Exercise: Your task is to transcribe all of the records exactly and leave out the pictures.

━━━━━━━━━━━━━━━━━━━━

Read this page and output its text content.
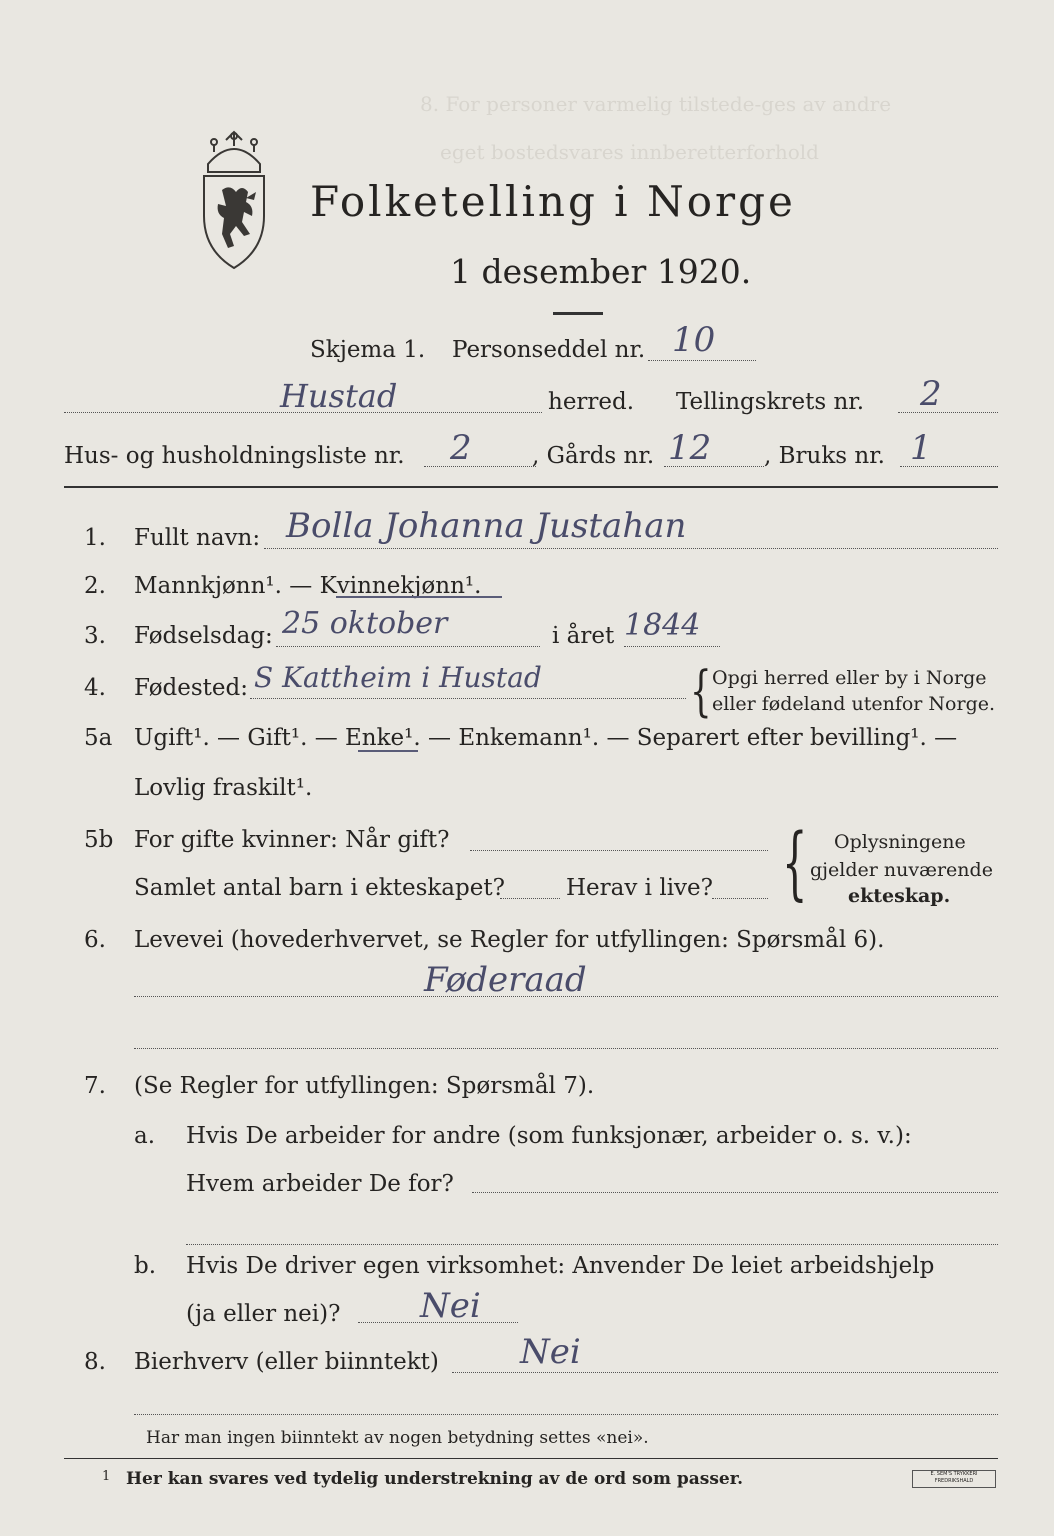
8. For personer varmelig tilstede-ges av andre
eget bostedsvares innberetterforhold
Folketelling i Norge
1 desember 1920.
Skjema 1. Personseddel nr. 10
Hustad	herred. Tellingskrets nr. 2
Hus- og husholdningsliste nr. 2	, Gårds nr. 12 , Bruks nr. 1
1. Fullt navn: Bolla Johanna Justahan
2. Mannkjønn¹. — Kvinnekjønn¹.
3. Fødselsdag: 25 oktober	i året 1844
4. Fødested: S Kattheim i Hustad	{ Opgi herred eller by i Norge
eller fødeland utenfor Norge.
5a Ugift¹. — Gift¹. — Enke¹. — Enkemann¹. — Separert efter bevilling¹. —
Lovlig fraskilt¹.
5b For gifte kvinner: Når gift?
Samlet antal barn i ekteskapet?	Herav i live? { Oplysningene
gjelder nuværende
ekteskap.
6. Levevei (hovederhvervet, se Regler for utfyllingen: Spørsmål 6).
Føderaad
7. (Se Regler for utfyllingen: Spørsmål 7).
a. Hvis De arbeider for andre (som funksjonær, arbeider o. s. v.):
Hvem arbeider De for?
b. Hvis De driver egen virksomhet: Anvender De leiet arbeidshjelp
(ja eller nei)? Nei
8. Bierhverv (eller biinntekt) Nei
Har man ingen biinntekt av nogen betydning settes «nei».
1 Her kan svares ved tydelig understrekning av de ord som passer.	E. SEM'S TRYKKERI FREDRIKSHALD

━━━━━━━━━━━━━━━━━━━━

Reply to the exercise:
Read this page and output its text content.
8. For personer varmelig tilstede-ges av andre
eget bostedsvares innberetterforhold
Folketelling i Norge
1 desember 1920.
Skjema 1. Personseddel nr. 10
Hustad	herred. Tellingskrets nr. 2
Hus- og husholdningsliste nr. 2	, Gårds nr. 12 , Bruks nr. 1
1. Fullt navn: Bolla Johanna Justahan
2. Mannkjønn¹. — Kvinnekjønn¹.
3. Fødselsdag: 25 oktober	i året 1844
4. Fødested: S Kattheim i Hustad	{ Opgi herred eller by i Norge
eller fødeland utenfor Norge.
5a Ugift¹. — Gift¹. — Enke¹. — Enkemann¹. — Separert efter bevilling¹. —
Lovlig fraskilt¹.
5b For gifte kvinner: Når gift?
Samlet antal barn i ekteskapet?	Herav i live? { Oplysningene
gjelder nuværende
ekteskap.
6. Levevei (hovederhvervet, se Regler for utfyllingen: Spørsmål 6).
Føderaad
7. (Se Regler for utfyllingen: Spørsmål 7).
a. Hvis De arbeider for andre (som funksjonær, arbeider o. s. v.):
Hvem arbeider De for?
b. Hvis De driver egen virksomhet: Anvender De leiet arbeidshjelp
(ja eller nei)? Nei
8. Bierhverv (eller biinntekt) Nei
Har man ingen biinntekt av nogen betydning settes «nei».
1 Her kan svares ved tydelig understrekning av de ord som passer.	E. SEM'S TRYKKERI FREDRIKSHALD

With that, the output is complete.